Scuola, Ladispoli Attiva: “Necessaria battaglia contro povertà educativa, non contro i presidi”

NewTuscia – LADISPOLI – Riceviamo e pubblichiamo.

L’I.C. Corrado Melone è una vera e propria eccellenza della nostra città. Da qualche anno il sindaco e la sua amministrazione si pongono in modo deliberatamente ostile nei confronti del preside Agresti, manifestando così impreparazione e miopia nel rapportarsi al complesso mondo della scuola.

Tutto è nato qualche anno fa quando l’amministrazione Grando decise unilateralmente di destinare l’edificio Polifunzionale – usato in quel momento  dall’I.C. Melone per la mensa – all’uso esclusivo per fini culturali, nonostante la città avesse già spazi per questo tipo di attività (Centro Arte e Cultura, Auditorium, Biblioteca, nonché altri spazi decentrati).

Senza contare che il Centro Polifunzionale fu costruito con fondi della Compagnia Italiana Ristorazione – ditta appaltatrice del servizio di refezione scolastica – e che la sua destinazione lo riservava alla mensa scolastica ed alle altre attività artistiche e culturali solo nella fascia serale o nei giorni festivi.

Lo scontro aperto con la Corrado Melone è stato, poi, portato avanti dal sindaco anche attraverso una lettera indirizzata all’Ufficio scolastico regionale nella quale chiedeva, di fatto, l’allontanamento del preside. In questi giorni il problema della refezione all’interno dell’Istituto è riemerso a causa delle normative antiCovid e l’indifferenza della giunta provoca sconcerto e rabbia.

(CONSEGNA):
Rispondi alle domande sull'articolo della scuola di Ladispoli.
(a) A quale uso esclusivo l'amministrazione Grando decise di destinare l'edificio Polifunzionale?
(b) Con i fondi di quale ditta fu costruito il Centro Polifunzionale?
(c) A quale ufficio il sindaco indirizzò la lettera che chiedeva l'allontanamento del preside?

[Voci della raccolta]
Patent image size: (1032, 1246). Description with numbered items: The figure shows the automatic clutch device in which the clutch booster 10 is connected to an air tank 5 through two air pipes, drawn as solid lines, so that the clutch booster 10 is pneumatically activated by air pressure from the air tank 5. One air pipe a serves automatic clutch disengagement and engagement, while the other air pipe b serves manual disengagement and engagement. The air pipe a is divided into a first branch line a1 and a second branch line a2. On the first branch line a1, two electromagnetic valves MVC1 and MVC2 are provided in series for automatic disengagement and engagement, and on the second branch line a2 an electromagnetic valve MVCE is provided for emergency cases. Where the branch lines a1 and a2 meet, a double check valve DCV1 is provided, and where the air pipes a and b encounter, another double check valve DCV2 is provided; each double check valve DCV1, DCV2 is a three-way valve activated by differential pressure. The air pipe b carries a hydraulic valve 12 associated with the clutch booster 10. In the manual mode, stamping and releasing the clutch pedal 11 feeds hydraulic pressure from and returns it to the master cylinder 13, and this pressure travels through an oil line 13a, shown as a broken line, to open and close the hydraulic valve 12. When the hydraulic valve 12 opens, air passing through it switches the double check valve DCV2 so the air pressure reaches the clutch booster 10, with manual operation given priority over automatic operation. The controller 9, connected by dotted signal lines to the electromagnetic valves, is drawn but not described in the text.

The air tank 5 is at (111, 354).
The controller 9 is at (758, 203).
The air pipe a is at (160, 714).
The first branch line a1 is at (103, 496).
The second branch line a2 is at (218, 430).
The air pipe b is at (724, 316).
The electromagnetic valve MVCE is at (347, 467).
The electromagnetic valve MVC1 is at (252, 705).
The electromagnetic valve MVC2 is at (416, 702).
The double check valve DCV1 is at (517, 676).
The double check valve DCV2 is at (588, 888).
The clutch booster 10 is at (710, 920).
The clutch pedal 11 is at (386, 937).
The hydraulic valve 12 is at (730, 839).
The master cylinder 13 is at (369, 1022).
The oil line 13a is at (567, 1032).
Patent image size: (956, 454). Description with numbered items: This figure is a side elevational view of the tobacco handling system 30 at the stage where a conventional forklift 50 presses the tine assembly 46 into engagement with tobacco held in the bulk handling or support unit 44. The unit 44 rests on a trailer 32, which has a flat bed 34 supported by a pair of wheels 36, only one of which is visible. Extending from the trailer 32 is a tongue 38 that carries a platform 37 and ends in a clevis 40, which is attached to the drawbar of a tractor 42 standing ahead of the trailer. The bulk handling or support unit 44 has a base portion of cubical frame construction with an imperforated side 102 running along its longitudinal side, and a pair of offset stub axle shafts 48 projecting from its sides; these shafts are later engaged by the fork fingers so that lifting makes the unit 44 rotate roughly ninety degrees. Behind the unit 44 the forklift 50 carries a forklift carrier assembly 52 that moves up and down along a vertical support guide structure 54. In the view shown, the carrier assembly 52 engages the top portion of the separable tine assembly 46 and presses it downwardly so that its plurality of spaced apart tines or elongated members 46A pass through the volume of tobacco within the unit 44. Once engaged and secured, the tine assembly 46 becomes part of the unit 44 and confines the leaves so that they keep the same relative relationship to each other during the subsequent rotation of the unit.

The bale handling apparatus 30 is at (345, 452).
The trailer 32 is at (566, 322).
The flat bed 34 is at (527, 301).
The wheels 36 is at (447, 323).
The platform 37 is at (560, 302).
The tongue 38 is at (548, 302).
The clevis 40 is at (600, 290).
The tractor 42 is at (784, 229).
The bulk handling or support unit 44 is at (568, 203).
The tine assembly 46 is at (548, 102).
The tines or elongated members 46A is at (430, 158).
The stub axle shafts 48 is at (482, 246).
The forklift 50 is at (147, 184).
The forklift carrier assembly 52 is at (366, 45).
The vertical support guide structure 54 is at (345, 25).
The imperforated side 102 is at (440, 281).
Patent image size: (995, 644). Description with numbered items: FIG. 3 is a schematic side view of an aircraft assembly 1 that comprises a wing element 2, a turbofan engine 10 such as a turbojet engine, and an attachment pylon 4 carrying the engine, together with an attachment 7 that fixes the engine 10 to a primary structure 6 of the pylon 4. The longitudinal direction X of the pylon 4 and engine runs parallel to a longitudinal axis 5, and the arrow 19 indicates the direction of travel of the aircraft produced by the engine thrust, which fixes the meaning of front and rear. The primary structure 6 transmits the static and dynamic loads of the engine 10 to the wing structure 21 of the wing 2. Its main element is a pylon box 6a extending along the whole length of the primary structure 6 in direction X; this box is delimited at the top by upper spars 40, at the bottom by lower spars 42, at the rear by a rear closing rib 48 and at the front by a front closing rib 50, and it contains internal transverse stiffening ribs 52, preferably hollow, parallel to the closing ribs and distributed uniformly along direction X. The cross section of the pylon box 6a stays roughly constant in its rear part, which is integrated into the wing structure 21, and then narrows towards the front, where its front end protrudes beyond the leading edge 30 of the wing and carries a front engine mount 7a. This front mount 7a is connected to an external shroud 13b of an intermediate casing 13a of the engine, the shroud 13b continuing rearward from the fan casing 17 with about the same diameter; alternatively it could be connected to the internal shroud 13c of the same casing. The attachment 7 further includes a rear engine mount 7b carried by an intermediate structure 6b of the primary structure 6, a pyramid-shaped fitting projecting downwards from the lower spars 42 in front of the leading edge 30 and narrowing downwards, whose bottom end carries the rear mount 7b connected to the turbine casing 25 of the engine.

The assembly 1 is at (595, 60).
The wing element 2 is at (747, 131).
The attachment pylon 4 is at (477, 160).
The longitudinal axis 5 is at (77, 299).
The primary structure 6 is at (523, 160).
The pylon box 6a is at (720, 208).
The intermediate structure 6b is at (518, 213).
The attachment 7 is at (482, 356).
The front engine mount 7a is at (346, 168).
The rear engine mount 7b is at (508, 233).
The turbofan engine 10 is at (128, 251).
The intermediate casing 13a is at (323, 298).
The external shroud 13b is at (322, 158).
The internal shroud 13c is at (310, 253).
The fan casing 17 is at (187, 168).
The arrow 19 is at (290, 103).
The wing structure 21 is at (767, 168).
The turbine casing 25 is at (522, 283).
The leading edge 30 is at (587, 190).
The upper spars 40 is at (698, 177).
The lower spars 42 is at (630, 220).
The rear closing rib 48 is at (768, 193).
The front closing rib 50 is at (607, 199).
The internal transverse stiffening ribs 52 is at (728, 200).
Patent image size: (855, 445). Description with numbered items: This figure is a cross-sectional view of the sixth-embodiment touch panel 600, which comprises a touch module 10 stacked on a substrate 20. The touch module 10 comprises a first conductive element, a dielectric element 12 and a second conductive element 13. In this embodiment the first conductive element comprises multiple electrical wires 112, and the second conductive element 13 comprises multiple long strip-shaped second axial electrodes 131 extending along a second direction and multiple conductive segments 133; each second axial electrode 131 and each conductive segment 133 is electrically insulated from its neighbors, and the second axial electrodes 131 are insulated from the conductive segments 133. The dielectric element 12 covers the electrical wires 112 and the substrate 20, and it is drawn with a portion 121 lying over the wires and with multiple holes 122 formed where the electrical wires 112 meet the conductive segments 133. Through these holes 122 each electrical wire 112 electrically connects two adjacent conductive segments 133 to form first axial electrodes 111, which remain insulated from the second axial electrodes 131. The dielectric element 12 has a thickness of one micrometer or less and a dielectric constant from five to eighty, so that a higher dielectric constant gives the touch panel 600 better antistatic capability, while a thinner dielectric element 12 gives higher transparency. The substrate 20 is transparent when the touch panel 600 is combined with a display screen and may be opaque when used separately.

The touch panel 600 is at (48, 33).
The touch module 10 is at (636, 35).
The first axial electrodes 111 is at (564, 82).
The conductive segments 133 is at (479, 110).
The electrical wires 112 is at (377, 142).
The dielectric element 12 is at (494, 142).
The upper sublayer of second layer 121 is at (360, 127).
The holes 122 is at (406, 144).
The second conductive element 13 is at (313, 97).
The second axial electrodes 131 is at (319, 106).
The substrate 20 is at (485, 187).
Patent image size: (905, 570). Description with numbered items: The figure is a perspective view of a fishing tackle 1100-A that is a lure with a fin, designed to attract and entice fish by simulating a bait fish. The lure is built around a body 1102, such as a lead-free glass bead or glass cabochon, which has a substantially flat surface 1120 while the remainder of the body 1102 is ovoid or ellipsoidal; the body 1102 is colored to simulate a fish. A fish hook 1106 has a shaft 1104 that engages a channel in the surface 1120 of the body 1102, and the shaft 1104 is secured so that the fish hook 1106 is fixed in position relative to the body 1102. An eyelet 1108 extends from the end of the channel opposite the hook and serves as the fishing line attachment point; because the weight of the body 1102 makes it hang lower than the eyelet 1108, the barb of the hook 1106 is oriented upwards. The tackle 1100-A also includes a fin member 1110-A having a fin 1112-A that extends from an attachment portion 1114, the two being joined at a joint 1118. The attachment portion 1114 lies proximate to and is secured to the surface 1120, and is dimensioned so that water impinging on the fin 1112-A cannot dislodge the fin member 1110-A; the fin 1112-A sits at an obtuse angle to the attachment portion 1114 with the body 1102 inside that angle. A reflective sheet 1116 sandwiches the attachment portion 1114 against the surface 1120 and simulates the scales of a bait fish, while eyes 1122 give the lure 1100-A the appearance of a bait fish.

(RISPOSTA):
(a) L'amministrazione Grando decise di destinarlo all'uso esclusivo per fini culturali.
(b) Fu costruito con i fondi della Compagnia Italiana Ristorazione, ditta appaltatrice del servizio di refezione scolastica.
(c) Il sindaco indirizzò la lettera all'Ufficio scolastico regionale.